> _Short task_
List all lines of the data containing the word "color".

****************************************

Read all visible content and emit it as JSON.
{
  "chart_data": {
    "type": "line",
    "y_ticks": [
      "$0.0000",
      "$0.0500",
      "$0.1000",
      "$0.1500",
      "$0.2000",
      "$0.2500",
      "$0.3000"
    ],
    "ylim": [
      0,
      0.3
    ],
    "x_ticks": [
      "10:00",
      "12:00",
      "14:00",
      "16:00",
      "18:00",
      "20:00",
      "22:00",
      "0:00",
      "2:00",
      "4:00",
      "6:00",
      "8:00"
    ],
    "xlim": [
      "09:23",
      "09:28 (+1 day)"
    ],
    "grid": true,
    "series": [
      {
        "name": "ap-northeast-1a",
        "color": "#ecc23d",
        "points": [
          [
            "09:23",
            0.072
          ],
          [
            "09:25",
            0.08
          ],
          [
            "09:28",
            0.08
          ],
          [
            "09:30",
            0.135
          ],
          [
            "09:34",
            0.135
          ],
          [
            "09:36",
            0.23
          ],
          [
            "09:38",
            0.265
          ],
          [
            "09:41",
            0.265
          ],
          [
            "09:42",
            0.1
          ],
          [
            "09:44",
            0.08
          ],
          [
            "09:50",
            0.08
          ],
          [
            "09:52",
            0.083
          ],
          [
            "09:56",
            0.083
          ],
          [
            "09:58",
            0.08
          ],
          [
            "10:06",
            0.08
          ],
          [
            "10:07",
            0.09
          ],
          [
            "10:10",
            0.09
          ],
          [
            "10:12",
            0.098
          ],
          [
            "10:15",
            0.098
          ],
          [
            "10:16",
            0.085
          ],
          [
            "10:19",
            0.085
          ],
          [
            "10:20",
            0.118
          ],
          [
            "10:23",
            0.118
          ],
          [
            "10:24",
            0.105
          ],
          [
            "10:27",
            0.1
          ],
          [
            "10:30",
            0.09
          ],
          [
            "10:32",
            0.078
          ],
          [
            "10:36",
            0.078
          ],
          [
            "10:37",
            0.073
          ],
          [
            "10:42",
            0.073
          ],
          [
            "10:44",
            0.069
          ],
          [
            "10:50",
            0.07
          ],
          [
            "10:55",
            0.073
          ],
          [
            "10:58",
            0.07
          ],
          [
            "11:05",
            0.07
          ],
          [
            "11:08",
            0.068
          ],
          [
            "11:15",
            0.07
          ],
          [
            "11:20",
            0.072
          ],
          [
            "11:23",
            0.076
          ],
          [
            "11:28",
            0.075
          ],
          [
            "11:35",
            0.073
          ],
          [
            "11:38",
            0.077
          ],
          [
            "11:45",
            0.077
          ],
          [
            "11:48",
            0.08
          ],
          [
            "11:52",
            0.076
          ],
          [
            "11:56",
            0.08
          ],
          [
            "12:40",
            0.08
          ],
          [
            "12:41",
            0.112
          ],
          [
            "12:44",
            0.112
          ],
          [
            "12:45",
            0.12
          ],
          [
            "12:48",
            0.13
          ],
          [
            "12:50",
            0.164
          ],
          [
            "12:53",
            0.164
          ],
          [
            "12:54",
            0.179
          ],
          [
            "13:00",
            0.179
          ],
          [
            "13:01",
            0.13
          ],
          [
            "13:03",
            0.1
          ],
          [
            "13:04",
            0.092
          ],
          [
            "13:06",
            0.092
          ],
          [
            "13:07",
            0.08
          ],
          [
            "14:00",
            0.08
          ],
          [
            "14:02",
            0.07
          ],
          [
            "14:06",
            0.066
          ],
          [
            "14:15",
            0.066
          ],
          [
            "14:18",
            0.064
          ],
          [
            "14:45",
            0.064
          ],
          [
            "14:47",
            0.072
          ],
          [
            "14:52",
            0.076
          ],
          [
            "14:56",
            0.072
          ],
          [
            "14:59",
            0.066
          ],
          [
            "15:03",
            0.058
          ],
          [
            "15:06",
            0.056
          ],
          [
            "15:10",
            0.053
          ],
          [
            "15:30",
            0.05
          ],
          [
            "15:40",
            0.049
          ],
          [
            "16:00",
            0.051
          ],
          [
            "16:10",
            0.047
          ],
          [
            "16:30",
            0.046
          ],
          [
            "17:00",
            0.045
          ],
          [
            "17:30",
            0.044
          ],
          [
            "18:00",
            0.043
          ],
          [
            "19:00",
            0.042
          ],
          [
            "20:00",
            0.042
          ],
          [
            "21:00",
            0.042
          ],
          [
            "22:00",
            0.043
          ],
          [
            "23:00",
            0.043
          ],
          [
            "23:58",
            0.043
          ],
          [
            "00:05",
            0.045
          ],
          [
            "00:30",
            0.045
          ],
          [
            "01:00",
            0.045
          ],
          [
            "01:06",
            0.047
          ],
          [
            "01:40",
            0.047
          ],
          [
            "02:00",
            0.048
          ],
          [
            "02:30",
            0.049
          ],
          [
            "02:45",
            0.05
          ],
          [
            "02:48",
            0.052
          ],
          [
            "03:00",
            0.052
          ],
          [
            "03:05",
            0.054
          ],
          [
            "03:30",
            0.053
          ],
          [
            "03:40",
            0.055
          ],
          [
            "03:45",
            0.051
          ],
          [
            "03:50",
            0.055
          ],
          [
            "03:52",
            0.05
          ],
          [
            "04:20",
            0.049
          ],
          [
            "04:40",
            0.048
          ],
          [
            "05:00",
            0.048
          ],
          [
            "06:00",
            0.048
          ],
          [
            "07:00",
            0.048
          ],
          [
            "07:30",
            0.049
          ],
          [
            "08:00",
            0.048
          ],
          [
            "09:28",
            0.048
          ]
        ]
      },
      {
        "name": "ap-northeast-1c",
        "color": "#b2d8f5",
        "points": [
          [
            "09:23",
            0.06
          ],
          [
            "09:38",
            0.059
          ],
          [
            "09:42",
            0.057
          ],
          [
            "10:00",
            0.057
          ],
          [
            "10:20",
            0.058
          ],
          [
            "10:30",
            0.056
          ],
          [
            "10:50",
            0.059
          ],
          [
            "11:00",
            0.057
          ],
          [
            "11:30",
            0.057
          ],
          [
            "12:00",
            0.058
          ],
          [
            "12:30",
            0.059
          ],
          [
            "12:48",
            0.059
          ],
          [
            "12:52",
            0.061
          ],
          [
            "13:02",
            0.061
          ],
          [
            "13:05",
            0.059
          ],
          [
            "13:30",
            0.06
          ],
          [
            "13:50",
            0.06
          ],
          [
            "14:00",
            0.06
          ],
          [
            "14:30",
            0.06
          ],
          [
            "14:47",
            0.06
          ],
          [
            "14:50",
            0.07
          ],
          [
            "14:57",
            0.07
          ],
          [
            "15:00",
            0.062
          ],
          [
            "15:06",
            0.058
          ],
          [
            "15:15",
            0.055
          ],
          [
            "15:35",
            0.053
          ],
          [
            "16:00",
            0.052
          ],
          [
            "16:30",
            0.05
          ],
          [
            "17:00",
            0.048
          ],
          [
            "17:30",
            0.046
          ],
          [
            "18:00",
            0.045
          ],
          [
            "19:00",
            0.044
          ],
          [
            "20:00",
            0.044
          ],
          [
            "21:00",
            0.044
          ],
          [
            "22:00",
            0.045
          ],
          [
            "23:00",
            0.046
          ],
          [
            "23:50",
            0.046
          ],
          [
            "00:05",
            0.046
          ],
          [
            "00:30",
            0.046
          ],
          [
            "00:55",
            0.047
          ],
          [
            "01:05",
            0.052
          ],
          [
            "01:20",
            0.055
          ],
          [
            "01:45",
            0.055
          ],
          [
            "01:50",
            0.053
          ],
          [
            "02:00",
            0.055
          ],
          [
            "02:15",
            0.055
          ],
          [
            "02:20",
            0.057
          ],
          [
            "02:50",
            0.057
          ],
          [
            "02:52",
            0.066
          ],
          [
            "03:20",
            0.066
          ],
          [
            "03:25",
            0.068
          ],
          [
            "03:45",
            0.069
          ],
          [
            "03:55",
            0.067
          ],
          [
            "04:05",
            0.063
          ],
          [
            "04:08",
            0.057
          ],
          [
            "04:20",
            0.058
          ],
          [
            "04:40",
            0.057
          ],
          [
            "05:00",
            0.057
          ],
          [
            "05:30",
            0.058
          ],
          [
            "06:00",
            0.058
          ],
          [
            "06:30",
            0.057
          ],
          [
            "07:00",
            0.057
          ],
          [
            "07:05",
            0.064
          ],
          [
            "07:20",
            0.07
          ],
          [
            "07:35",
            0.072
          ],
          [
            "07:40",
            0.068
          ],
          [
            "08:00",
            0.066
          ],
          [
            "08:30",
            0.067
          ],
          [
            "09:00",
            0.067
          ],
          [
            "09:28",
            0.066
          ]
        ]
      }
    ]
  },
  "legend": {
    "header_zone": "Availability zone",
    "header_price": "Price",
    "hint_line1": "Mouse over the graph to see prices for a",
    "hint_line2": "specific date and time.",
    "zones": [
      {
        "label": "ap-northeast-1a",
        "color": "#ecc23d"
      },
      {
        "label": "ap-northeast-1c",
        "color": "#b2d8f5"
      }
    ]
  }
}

****************************************

> _Full answer_
        "color": "#ecc23d",
        "color": "#b2d8f5",
        "color": "#ecc23d"
        "color": "#b2d8f5"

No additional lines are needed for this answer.